» **Task requirements**
For the data below, report only the number of lines containing the string "γεγώς".

» **Record excerpts**

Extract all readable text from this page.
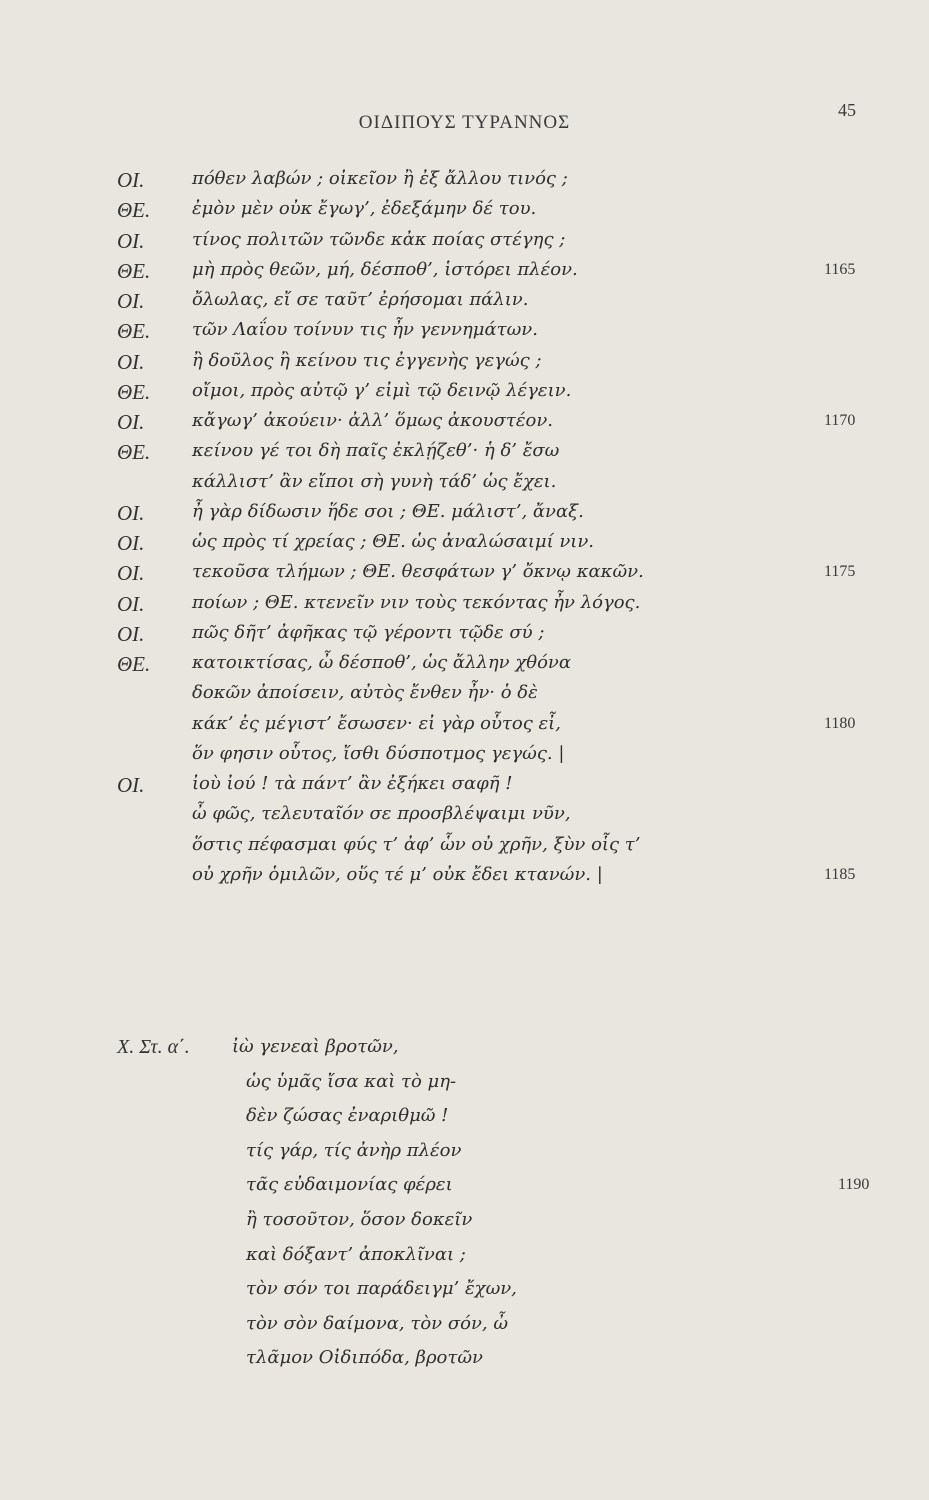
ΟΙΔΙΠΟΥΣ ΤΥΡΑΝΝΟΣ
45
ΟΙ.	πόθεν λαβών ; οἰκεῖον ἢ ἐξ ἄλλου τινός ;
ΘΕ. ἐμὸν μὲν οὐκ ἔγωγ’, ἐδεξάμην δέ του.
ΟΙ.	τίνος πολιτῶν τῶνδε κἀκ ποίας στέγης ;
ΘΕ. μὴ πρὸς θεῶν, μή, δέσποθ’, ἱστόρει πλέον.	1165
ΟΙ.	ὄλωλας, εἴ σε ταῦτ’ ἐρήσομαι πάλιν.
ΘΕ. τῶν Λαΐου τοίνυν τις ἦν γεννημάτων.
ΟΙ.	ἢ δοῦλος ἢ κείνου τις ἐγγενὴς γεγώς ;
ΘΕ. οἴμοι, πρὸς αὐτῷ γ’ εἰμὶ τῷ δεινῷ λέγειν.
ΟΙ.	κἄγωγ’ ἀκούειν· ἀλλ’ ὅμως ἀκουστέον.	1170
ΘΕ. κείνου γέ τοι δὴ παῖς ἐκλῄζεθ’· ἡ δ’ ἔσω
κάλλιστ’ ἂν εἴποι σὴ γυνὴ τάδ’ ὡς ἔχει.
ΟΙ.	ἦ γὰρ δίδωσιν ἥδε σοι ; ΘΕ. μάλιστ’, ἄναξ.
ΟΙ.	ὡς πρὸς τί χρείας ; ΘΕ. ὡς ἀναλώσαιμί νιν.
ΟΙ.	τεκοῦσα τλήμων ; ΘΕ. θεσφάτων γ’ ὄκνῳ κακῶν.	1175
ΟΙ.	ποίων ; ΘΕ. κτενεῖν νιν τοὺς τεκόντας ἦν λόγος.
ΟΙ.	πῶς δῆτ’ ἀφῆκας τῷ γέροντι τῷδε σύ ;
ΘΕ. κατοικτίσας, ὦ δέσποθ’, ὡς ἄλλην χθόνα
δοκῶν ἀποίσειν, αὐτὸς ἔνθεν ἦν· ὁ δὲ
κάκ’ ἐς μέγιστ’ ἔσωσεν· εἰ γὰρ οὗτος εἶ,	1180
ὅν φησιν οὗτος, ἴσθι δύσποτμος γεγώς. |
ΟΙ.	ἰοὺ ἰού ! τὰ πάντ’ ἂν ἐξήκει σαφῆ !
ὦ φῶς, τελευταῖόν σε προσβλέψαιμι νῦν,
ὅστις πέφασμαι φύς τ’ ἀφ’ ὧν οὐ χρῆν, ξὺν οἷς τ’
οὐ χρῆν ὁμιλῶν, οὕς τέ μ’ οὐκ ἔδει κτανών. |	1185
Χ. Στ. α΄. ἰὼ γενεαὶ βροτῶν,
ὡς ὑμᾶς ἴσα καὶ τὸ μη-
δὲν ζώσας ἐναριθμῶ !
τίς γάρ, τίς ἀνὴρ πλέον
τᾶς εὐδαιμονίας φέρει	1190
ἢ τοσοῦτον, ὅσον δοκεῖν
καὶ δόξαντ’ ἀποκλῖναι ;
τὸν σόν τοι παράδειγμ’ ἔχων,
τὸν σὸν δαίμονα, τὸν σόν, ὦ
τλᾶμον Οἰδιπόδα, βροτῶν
---
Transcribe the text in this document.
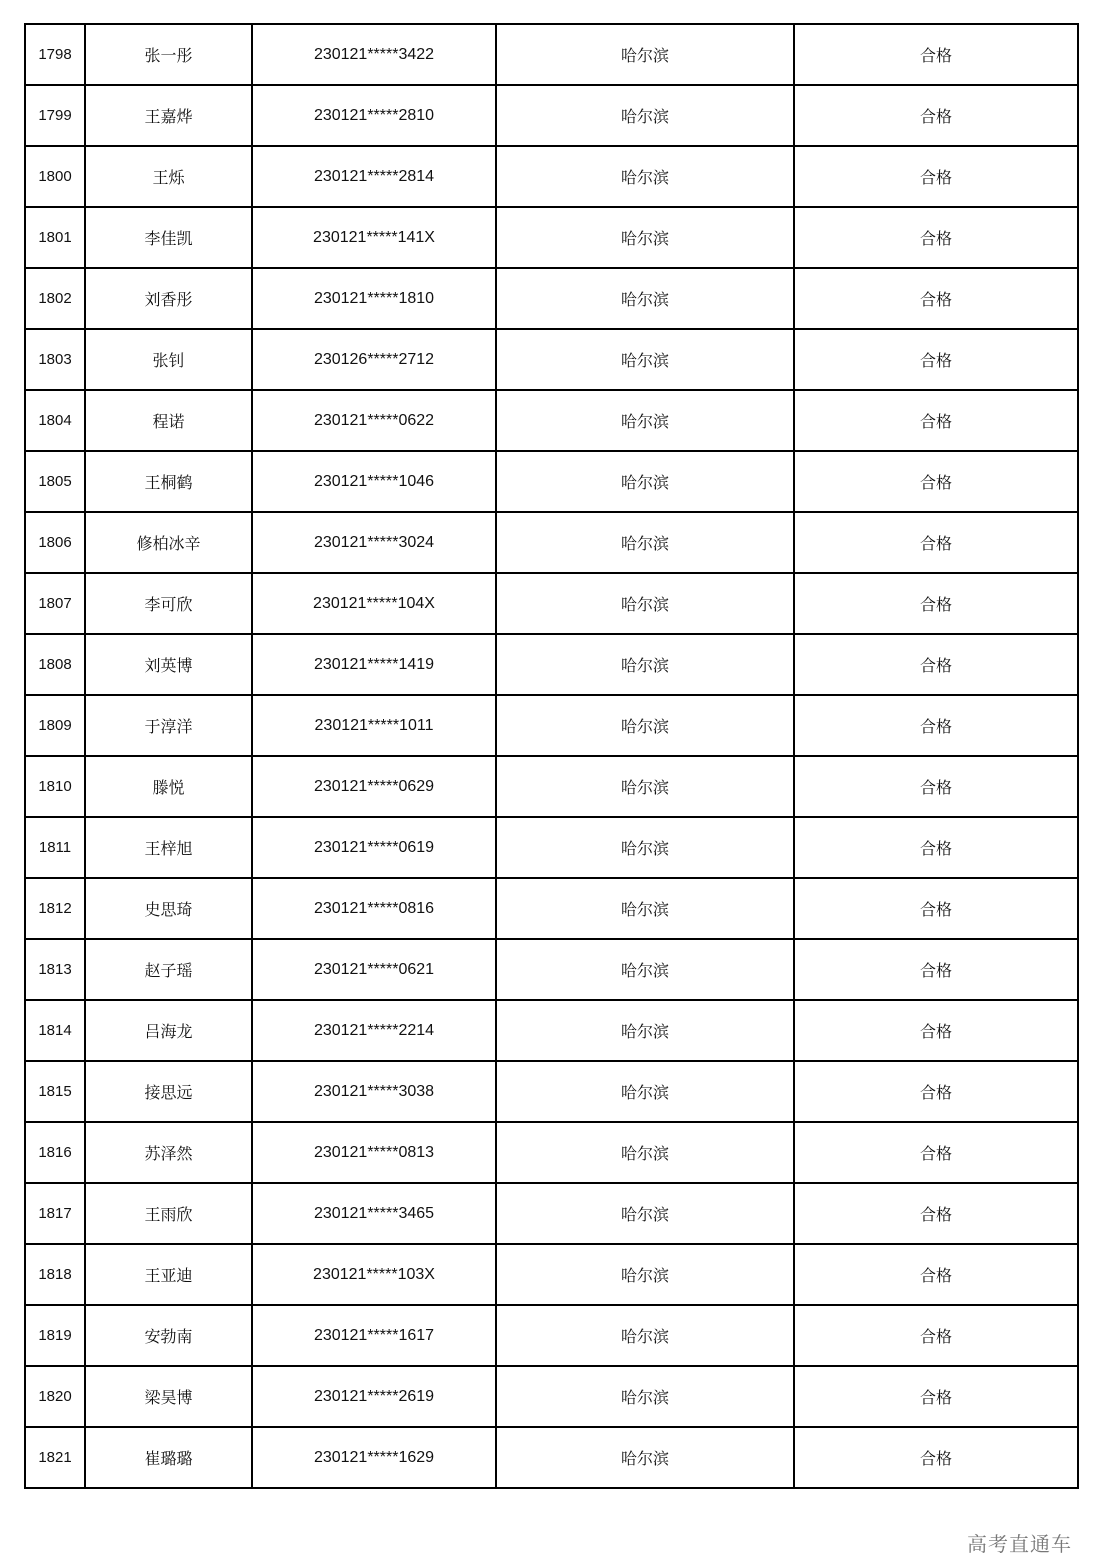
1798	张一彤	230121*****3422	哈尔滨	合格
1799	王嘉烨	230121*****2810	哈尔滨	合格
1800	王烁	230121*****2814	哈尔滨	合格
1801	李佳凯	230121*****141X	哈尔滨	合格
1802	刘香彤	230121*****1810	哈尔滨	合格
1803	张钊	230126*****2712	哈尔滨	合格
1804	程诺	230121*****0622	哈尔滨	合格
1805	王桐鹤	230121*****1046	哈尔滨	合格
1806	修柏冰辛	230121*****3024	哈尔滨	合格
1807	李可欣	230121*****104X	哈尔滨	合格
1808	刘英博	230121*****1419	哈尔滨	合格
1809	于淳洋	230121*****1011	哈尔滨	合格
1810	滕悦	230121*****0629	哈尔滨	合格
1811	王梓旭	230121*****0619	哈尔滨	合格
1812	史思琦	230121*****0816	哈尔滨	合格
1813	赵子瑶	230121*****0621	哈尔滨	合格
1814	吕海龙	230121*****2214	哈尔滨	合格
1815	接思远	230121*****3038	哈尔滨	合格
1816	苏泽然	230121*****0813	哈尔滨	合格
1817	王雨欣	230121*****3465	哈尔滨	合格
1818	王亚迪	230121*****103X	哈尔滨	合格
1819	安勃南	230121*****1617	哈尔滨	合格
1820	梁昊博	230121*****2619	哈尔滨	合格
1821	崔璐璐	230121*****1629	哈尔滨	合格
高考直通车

» **Expected answer**
2